**WHAT YOU NEED TO DO**
Copy out the listing that follows, exactly, without its pictures.

+++ DATASET +++

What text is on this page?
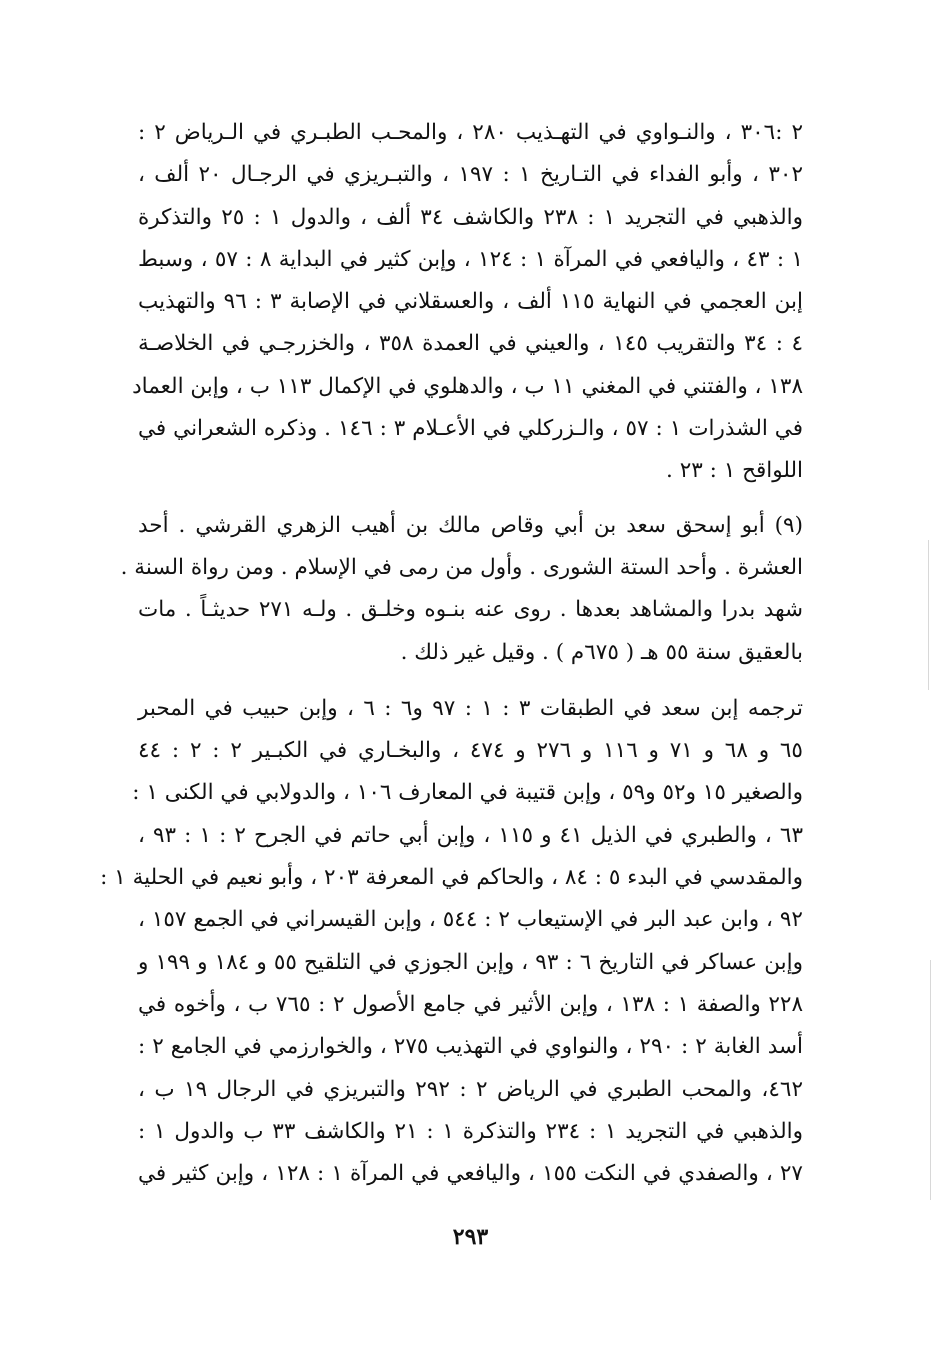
٢ :٣٠٦ ، والنـواوي في التهـذيب ٢٨٠ ، والمحـب الطبـري في الـرياض ٢ :
٣٠٢ ، وأبو الفداء في التـاريخ ١ : ١٩٧ ، والتبـريزي في الرجـال ٢٠ ألف ،
والذهبي في التجريد ١ : ٢٣٨ والكاشف ٣٤ ألف ، والدول ١ : ٢٥ والتذكرة
١ : ٤٣ ، واليافعي في المرآة ١ : ١٢٤ ، وإبن كثير في البداية ٨ : ٥٧ ، وسبط
إبن العجمي في النهاية ١١٥ ألف ، والعسقلاني في الإصابة ٣ : ٩٦ والتهذيب
٤ : ٣٤ والتقريب ١٤٥ ، والعيني في العمدة ٣٥٨ ، والخزرجـي في الخلاصـة
١٣٨ ، والفتني في المغني ١١ ب ، والدهلوي في الإكمال ١١٣ ب ، وإبن العماد
في الشذرات ١ : ٥٧ ، والـزركلي في الأعـلام ٣ : ١٤٦ . وذكره الشعراني في
اللواقح ١ : ٢٣ .
(٩) أبو إسحق سعد بن أبي وقاص مالك بن أهيب الزهري القرشي . أحد
العشرة . وأحد الستة الشورى . وأول من رمى في الإسلام . ومن رواة السنة .
شهد بدرا والمشاهد بعدها . روى عنه بنـوه وخلـق . ولـه ٢٧١ حديثـاً . مات
بالعقيق سنة ٥٥ هـ ( ٦٧٥م ) . وقيل غير ذلك .
ترجمه إبن سعد في الطبقات ٣ : ١ : ٩٧ و٦ : ٦ ، وإبن حبيب في المحبر
٦٥ و ٦٨ و ٧١ و ١١٦ و ٢٧٦ و ٤٧٤ ، والبخـاري في الكبـير ٢ : ٢ : ٤٤
والصغير ١٥ و٥٢ و٥٩ ، وإبن قتيبة في المعارف ١٠٦ ، والدولابي في الكنى ١ :
٦٣ ، والطبري في الذيل ٤١ و ١١٥ ، وإبن أبي حاتم في الجرح ٢ : ١ : ٩٣ ،
والمقدسي في البدء ٥ : ٨٤ ، والحاكم في المعرفة ٢٠٣ ، وأبو نعيم في الحلية ١ :
٩٢ ، وابن عبد البر في الإستيعاب ٢ : ٥٤٤ ، وإبن القيسراني في الجمع ١٥٧ ،
وإبن عساكر في التاريخ ٦ : ٩٣ ، وإبن الجوزي في التلقيح ٥٥ و ١٨٤ و ١٩٩ و
٢٢٨ والصفة ١ : ١٣٨ ، وإبن الأثير في جامع الأصول ٢ : ٧٦٥ ب ، وأخوه في
أسد الغابة ٢ : ٢٩٠ ، والنواوي في التهذيب ٢٧٥ ، والخوارزمي في الجامع ٢ :
٤٦٢، والمحب الطبري في الرياض ٢ : ٢٩٢ والتبريزي في الرجال ١٩ ب ،
والذهبي في التجريد ١ : ٢٣٤ والتذكرة ١ : ٢١ والكاشف ٣٣ ب والدول ١ :
٢٧ ، والصفدي في النكت ١٥٥ ، واليافعي في المرآة ١ : ١٢٨ ، وإبن كثير في
٢٩٣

+++

**SOLVED EXERCISE**
What text is on this page?
٢ :٣٠٦ ، والنـواوي في التهـذيب ٢٨٠ ، والمحـب الطبـري في الـرياض ٢ :
٣٠٢ ، وأبو الفداء في التـاريخ ١ : ١٩٧ ، والتبـريزي في الرجـال ٢٠ ألف ،
والذهبي في التجريد ١ : ٢٣٨ والكاشف ٣٤ ألف ، والدول ١ : ٢٥ والتذكرة
١ : ٤٣ ، واليافعي في المرآة ١ : ١٢٤ ، وإبن كثير في البداية ٨ : ٥٧ ، وسبط
إبن العجمي في النهاية ١١٥ ألف ، والعسقلاني في الإصابة ٣ : ٩٦ والتهذيب
٤ : ٣٤ والتقريب ١٤٥ ، والعيني في العمدة ٣٥٨ ، والخزرجـي في الخلاصـة
١٣٨ ، والفتني في المغني ١١ ب ، والدهلوي في الإكمال ١١٣ ب ، وإبن العماد
في الشذرات ١ : ٥٧ ، والـزركلي في الأعـلام ٣ : ١٤٦ . وذكره الشعراني في
اللواقح ١ : ٢٣ .
(٩) أبو إسحق سعد بن أبي وقاص مالك بن أهيب الزهري القرشي . أحد
العشرة . وأحد الستة الشورى . وأول من رمى في الإسلام . ومن رواة السنة .
شهد بدرا والمشاهد بعدها . روى عنه بنـوه وخلـق . ولـه ٢٧١ حديثـاً . مات
بالعقيق سنة ٥٥ هـ ( ٦٧٥م ) . وقيل غير ذلك .
ترجمه إبن سعد في الطبقات ٣ : ١ : ٩٧ و٦ : ٦ ، وإبن حبيب في المحبر
٦٥ و ٦٨ و ٧١ و ١١٦ و ٢٧٦ و ٤٧٤ ، والبخـاري في الكبـير ٢ : ٢ : ٤٤
والصغير ١٥ و٥٢ و٥٩ ، وإبن قتيبة في المعارف ١٠٦ ، والدولابي في الكنى ١ :
٦٣ ، والطبري في الذيل ٤١ و ١١٥ ، وإبن أبي حاتم في الجرح ٢ : ١ : ٩٣ ،
والمقدسي في البدء ٥ : ٨٤ ، والحاكم في المعرفة ٢٠٣ ، وأبو نعيم في الحلية ١ :
٩٢ ، وابن عبد البر في الإستيعاب ٢ : ٥٤٤ ، وإبن القيسراني في الجمع ١٥٧ ،
وإبن عساكر في التاريخ ٦ : ٩٣ ، وإبن الجوزي في التلقيح ٥٥ و ١٨٤ و ١٩٩ و
٢٢٨ والصفة ١ : ١٣٨ ، وإبن الأثير في جامع الأصول ٢ : ٧٦٥ ب ، وأخوه في
أسد الغابة ٢ : ٢٩٠ ، والنواوي في التهذيب ٢٧٥ ، والخوارزمي في الجامع ٢ :
٤٦٢، والمحب الطبري في الرياض ٢ : ٢٩٢ والتبريزي في الرجال ١٩ ب ،
والذهبي في التجريد ١ : ٢٣٤ والتذكرة ١ : ٢١ والكاشف ٣٣ ب والدول ١ :
٢٧ ، والصفدي في النكت ١٥٥ ، واليافعي في المرآة ١ : ١٢٨ ، وإبن كثير في
٢٩٣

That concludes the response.